[start Text section]

The Act to Limit the Immigration of Aliens into the United States (May 19, 1921), 42 Stat. 5, declares:

"Sec. 2. (a) That the number of aliens of any nationality who may be admitted under the immigration laws to the United States in any fiscal year shall be limited to 3 per centum of the number of foreign-born persons of such nationality resident in the United States as determined by the United States census of 1910. * * *

"(d) When the maximum number of aliens of any nationality who may be admitted in any fiscal year under this Act shall have been admitted all other aliens of such nationality, except as otherwise provided in this Act, who may apply for admission during the same fiscal year shall be excluded. * * *

"Sec. 5. That this Act shall take effect and be enforced 15 days after its enactment (except sections 1 and 3 and subdivisions (b) and (c) of section 2, which shall take effect immediately upon the enactment of this Act), and shall continue in force until June 30, 1922, and the number of aliens of any nationality who may be admitted during the remaining period of the current fiscal year, from the date when this Act becomes effective to June 30, shall be limited in proportion to the number admissible during the fiscal year 1922."

[end Text section]
[start Material]

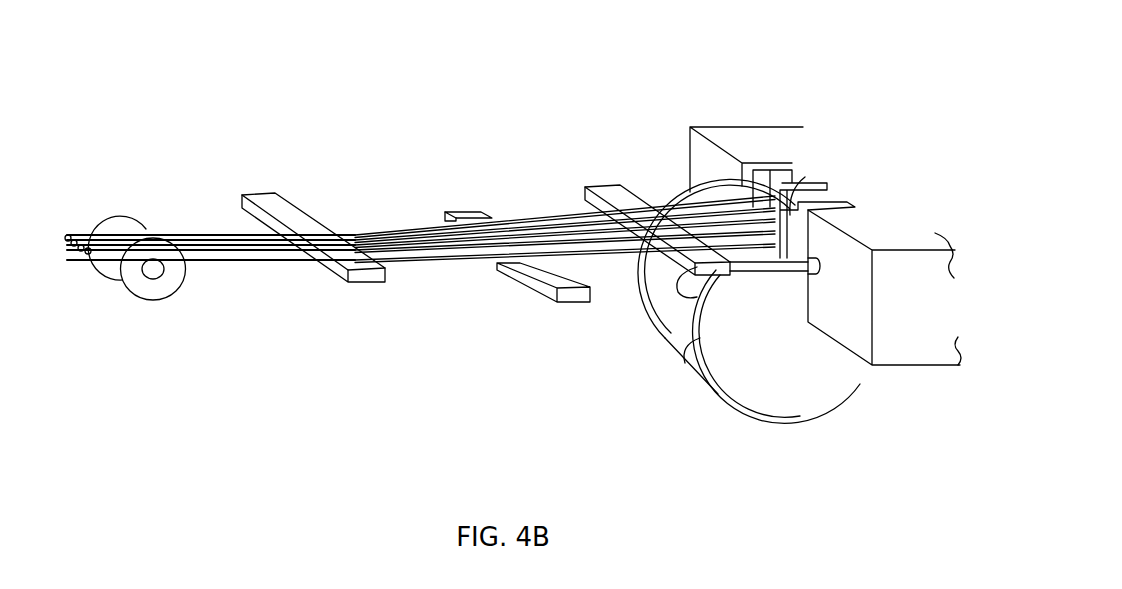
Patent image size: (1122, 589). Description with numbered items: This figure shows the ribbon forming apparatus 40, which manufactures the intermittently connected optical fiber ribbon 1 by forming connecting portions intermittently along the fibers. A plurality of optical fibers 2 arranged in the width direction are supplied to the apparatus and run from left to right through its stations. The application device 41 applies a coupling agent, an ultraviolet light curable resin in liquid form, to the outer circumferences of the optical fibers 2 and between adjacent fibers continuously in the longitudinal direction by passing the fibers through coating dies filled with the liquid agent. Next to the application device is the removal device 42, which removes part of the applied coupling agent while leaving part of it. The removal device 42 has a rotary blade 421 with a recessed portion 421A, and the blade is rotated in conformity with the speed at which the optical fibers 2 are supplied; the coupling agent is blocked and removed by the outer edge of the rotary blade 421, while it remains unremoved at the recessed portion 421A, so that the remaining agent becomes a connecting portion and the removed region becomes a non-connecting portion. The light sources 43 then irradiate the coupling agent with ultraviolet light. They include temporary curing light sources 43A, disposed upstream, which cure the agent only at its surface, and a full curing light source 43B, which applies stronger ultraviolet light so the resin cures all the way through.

The intermittently connected optical fiber ribbon 1 is at (64, 272).
The optical fibers 2 is at (70, 237).
The ribbon forming apparatus 40 is at (765, 253).
The application device 41 is at (752, 138).
The removal device 42 is at (715, 293).
The light sources 43 is at (667, 96).
The temporary curing light sources 43A is at (462, 212).
The full curing light source 43B is at (268, 193).
The rotary blade 421 is at (792, 388).
The recessed portion 421A is at (806, 176).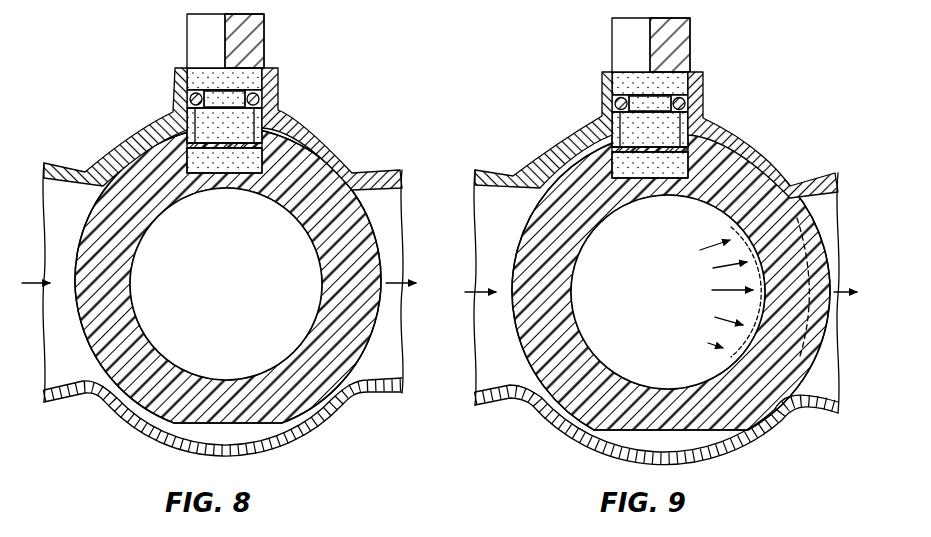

[end Material]

● Short problem 1:
In the 1921 immigration act excerpt, until what date does the Act stay in force?
● Short problem 2:
Pick up the 1921 immigration act excerpt after its last sentence and continue it.
The data has nothing to do with this.

● Exercise output 1:
June 30, 1922.

● Exercise output 2:
The law fixes residence as one of the primary jurisdictional requirements. In view of the manner in which appellee entered the United States it must be determined whether the minimum period of five years' continuous residence prescribed by section 4, subdivision Fourth of the Naturalization Act, has been complied with, and whether he is entitled to be naturalized on a certificate of irregular entry.

The mere landing in this country without regular entry does not constitute such beginning to reside, upon which can be based a permanent, continuous residence; and an alien cannot begin a permanent residence except by entering in accordance with the immigration laws.

No alien has a right to naturalization unless all statutory requirements are complied with. In a case in which a naturalization certificate was canceled because the hearing upon the petition was held in the chambers of the judge adjoining the courtroom, instead of in open court, as required by law, the Supreme Court said: "No alien has the slightest right to naturalization unless all statutory requirements are complied with; and every certificate of citizenship must be treated as granted upon condition that the government may challenge it, as provided in § 15, and demand its cancellation unless issued in accordance with such requirements. If procured when prescribed qualifications have no existence in fact, it is illegally procured; a manifest mistake by the judge cannot supply these nor render their existence nonessential." United States v. Ginsberg, 243 U.S. 472, 37 S.Ct. 422, 425, 61 L. Ed. 853. To the same effect see, United States v. Ness, 245 U.S. 319, 38 S.Ct. 118, 62 L. Ed. 321; Maney v. United States, 278 U.S. 17, 49 S.Ct. 15, 73 L. Ed. 156; Ex parte Eberhardt (D. C.) 270 F. 334.

Appellee's entrance into the United States was a mere landing and he has never begun a residence here, and he cannot begin to reside continuously except by entering in accordance with the requirements of the immigration laws.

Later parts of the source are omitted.